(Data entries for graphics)
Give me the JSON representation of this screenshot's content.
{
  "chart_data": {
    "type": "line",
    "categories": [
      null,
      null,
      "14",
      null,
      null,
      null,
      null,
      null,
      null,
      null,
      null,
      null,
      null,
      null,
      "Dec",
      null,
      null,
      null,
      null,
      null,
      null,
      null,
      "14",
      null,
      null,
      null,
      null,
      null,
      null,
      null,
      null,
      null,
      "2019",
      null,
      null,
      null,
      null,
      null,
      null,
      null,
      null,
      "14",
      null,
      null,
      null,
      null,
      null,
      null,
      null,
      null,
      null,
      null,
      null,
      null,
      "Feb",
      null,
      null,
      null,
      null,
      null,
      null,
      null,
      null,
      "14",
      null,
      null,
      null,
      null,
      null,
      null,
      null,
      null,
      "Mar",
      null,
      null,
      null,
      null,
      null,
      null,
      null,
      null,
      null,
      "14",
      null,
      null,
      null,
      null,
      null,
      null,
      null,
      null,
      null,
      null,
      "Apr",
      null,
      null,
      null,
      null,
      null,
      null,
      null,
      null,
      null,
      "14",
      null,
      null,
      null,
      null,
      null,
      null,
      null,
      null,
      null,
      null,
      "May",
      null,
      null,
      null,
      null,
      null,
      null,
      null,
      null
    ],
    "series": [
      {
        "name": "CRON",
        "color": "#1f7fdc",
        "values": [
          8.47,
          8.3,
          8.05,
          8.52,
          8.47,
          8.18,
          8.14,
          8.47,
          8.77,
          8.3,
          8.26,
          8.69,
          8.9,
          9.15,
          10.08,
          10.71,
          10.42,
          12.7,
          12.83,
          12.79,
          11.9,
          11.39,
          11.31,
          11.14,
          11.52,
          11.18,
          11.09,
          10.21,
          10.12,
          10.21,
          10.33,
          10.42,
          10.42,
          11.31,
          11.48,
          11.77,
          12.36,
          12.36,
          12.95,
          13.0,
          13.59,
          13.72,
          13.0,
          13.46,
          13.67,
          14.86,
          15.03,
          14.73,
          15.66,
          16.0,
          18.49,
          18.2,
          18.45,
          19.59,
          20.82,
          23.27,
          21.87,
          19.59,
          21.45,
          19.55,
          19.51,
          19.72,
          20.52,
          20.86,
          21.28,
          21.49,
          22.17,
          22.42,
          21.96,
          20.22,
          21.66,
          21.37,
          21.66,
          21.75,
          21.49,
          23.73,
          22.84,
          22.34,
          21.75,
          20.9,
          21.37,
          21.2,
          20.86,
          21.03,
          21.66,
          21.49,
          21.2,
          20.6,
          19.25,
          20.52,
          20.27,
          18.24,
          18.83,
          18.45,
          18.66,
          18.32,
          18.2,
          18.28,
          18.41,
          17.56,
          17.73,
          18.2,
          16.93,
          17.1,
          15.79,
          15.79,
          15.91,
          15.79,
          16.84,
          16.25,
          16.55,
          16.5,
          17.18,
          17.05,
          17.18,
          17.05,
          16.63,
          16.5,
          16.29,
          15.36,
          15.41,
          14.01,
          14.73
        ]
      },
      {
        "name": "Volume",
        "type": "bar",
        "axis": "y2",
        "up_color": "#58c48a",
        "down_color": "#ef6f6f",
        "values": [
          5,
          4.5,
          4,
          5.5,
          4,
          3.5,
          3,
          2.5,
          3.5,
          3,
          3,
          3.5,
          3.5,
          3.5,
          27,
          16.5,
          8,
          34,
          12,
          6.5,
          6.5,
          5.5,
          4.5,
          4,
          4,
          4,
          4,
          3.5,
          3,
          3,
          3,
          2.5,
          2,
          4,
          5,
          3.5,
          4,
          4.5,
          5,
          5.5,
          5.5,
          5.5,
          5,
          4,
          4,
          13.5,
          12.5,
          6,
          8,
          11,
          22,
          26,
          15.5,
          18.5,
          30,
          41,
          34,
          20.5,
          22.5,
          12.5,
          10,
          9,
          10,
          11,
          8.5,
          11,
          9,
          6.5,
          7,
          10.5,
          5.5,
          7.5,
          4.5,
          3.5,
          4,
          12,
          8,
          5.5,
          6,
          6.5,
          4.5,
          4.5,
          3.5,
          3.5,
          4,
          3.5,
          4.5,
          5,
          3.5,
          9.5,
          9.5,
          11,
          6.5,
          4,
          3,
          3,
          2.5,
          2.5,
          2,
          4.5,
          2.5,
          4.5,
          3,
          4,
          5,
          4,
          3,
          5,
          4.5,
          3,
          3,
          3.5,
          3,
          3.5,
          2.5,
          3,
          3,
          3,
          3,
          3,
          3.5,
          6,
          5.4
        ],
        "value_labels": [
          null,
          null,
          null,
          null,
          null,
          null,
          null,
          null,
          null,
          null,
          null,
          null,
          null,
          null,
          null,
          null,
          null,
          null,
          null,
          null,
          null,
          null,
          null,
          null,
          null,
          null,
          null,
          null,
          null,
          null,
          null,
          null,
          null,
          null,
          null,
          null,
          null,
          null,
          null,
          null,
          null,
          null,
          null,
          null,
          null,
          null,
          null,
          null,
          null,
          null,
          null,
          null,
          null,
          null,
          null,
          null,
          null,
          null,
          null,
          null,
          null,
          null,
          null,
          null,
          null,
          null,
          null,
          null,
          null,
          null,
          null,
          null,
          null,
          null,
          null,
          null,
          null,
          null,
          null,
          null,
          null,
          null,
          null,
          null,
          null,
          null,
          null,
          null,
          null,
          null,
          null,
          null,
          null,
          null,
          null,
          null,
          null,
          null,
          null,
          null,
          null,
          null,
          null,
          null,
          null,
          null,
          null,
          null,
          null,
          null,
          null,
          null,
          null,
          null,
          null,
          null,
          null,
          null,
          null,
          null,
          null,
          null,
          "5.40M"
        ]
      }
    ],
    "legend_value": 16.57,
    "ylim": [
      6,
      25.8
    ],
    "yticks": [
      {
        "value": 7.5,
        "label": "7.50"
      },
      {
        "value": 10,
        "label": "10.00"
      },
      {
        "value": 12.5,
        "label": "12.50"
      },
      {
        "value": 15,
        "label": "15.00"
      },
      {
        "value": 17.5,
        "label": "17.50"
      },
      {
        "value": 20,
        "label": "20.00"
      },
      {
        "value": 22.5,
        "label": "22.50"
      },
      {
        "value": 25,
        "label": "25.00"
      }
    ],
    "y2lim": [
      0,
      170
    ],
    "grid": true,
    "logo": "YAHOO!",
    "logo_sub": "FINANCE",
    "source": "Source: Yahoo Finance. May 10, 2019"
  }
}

» Problem requirements:
Repeat the material in full, exactly as it stands.

» Full response:
Give me the JSON representation of this screenshot's content.
{
  "chart_data": {
    "type": "line",
    "categories": [
      null,
      null,
      "14",
      null,
      null,
      null,
      null,
      null,
      null,
      null,
      null,
      null,
      null,
      null,
      "Dec",
      null,
      null,
      null,
      null,
      null,
      null,
      null,
      "14",
      null,
      null,
      null,
      null,
      null,
      null,
      null,
      null,
      null,
      "2019",
      null,
      null,
      null,
      null,
      null,
      null,
      null,
      null,
      "14",
      null,
      null,
      null,
      null,
      null,
      null,
      null,
      null,
      null,
      null,
      null,
      null,
      "Feb",
      null,
      null,
      null,
      null,
      null,
      null,
      null,
      null,
      "14",
      null,
      null,
      null,
      null,
      null,
      null,
      null,
      null,
      "Mar",
      null,
      null,
      null,
      null,
      null,
      null,
      null,
      null,
      null,
      "14",
      null,
      null,
      null,
      null,
      null,
      null,
      null,
      null,
      null,
      null,
      "Apr",
      null,
      null,
      null,
      null,
      null,
      null,
      null,
      null,
      null,
      "14",
      null,
      null,
      null,
      null,
      null,
      null,
      null,
      null,
      null,
      null,
      "May",
      null,
      null,
      null,
      null,
      null,
      null,
      null,
      null
    ],
    "series": [
      {
        "name": "CRON",
        "color": "#1f7fdc",
        "values": [
          8.47,
          8.3,
          8.05,
          8.52,
          8.47,
          8.18,
          8.14,
          8.47,
          8.77,
          8.3,
          8.26,
          8.69,
          8.9,
          9.15,
          10.08,
          10.71,
          10.42,
          12.7,
          12.83,
          12.79,
          11.9,
          11.39,
          11.31,
          11.14,
          11.52,
          11.18,
          11.09,
          10.21,
          10.12,
          10.21,
          10.33,
          10.42,
          10.42,
          11.31,
          11.48,
          11.77,
          12.36,
          12.36,
          12.95,
          13.0,
          13.59,
          13.72,
          13.0,
          13.46,
          13.67,
          14.86,
          15.03,
          14.73,
          15.66,
          16.0,
          18.49,
          18.2,
          18.45,
          19.59,
          20.82,
          23.27,
          21.87,
          19.59,
          21.45,
          19.55,
          19.51,
          19.72,
          20.52,
          20.86,
          21.28,
          21.49,
          22.17,
          22.42,
          21.96,
          20.22,
          21.66,
          21.37,
          21.66,
          21.75,
          21.49,
          23.73,
          22.84,
          22.34,
          21.75,
          20.9,
          21.37,
          21.2,
          20.86,
          21.03,
          21.66,
          21.49,
          21.2,
          20.6,
          19.25,
          20.52,
          20.27,
          18.24,
          18.83,
          18.45,
          18.66,
          18.32,
          18.2,
          18.28,
          18.41,
          17.56,
          17.73,
          18.2,
          16.93,
          17.1,
          15.79,
          15.79,
          15.91,
          15.79,
          16.84,
          16.25,
          16.55,
          16.5,
          17.18,
          17.05,
          17.18,
          17.05,
          16.63,
          16.5,
          16.29,
          15.36,
          15.41,
          14.01,
          14.73
        ]
      },
      {
        "name": "Volume",
        "type": "bar",
        "axis": "y2",
        "up_color": "#58c48a",
        "down_color": "#ef6f6f",
        "values": [
          5,
          4.5,
          4,
          5.5,
          4,
          3.5,
          3,
          2.5,
          3.5,
          3,
          3,
          3.5,
          3.5,
          3.5,
          27,
          16.5,
          8,
          34,
          12,
          6.5,
          6.5,
          5.5,
          4.5,
          4,
          4,
          4,
          4,
          3.5,
          3,
          3,
          3,
          2.5,
          2,
          4,
          5,
          3.5,
          4,
          4.5,
          5,
          5.5,
          5.5,
          5.5,
          5,
          4,
          4,
          13.5,
          12.5,
          6,
          8,
          11,
          22,
          26,
          15.5,
          18.5,
          30,
          41,
          34,
          20.5,
          22.5,
          12.5,
          10,
          9,
          10,
          11,
          8.5,
          11,
          9,
          6.5,
          7,
          10.5,
          5.5,
          7.5,
          4.5,
          3.5,
          4,
          12,
          8,
          5.5,
          6,
          6.5,
          4.5,
          4.5,
          3.5,
          3.5,
          4,
          3.5,
          4.5,
          5,
          3.5,
          9.5,
          9.5,
          11,
          6.5,
          4,
          3,
          3,
          2.5,
          2.5,
          2,
          4.5,
          2.5,
          4.5,
          3,
          4,
          5,
          4,
          3,
          5,
          4.5,
          3,
          3,
          3.5,
          3,
          3.5,
          2.5,
          3,
          3,
          3,
          3,
          3,
          3.5,
          6,
          5.4
        ],
        "value_labels": [
          null,
          null,
          null,
          null,
          null,
          null,
          null,
          null,
          null,
          null,
          null,
          null,
          null,
          null,
          null,
          null,
          null,
          null,
          null,
          null,
          null,
          null,
          null,
          null,
          null,
          null,
          null,
          null,
          null,
          null,
          null,
          null,
          null,
          null,
          null,
          null,
          null,
          null,
          null,
          null,
          null,
          null,
          null,
          null,
          null,
          null,
          null,
          null,
          null,
          null,
          null,
          null,
          null,
          null,
          null,
          null,
          null,
          null,
          null,
          null,
          null,
          null,
          null,
          null,
          null,
          null,
          null,
          null,
          null,
          null,
          null,
          null,
          null,
          null,
          null,
          null,
          null,
          null,
          null,
          null,
          null,
          null,
          null,
          null,
          null,
          null,
          null,
          null,
          null,
          null,
          null,
          null,
          null,
          null,
          null,
          null,
          null,
          null,
          null,
          null,
          null,
          null,
          null,
          null,
          null,
          null,
          null,
          null,
          null,
          null,
          null,
          null,
          null,
          null,
          null,
          null,
          null,
          null,
          null,
          null,
          null,
          null,
          "5.40M"
        ]
      }
    ],
    "legend_value": 16.57,
    "ylim": [
      6,
      25.8
    ],
    "yticks": [
      {
        "value": 7.5,
        "label": "7.50"
      },
      {
        "value": 10,
        "label": "10.00"
      },
      {
        "value": 12.5,
        "label": "12.50"
      },
      {
        "value": 15,
        "label": "15.00"
      },
      {
        "value": 17.5,
        "label": "17.50"
      },
      {
        "value": 20,
        "label": "20.00"
      },
      {
        "value": 22.5,
        "label": "22.50"
      },
      {
        "value": 25,
        "label": "25.00"
      }
    ],
    "y2lim": [
      0,
      170
    ],
    "grid": true,
    "logo": "YAHOO!",
    "logo_sub": "FINANCE",
    "source": "Source: Yahoo Finance. May 10, 2019"
  }
}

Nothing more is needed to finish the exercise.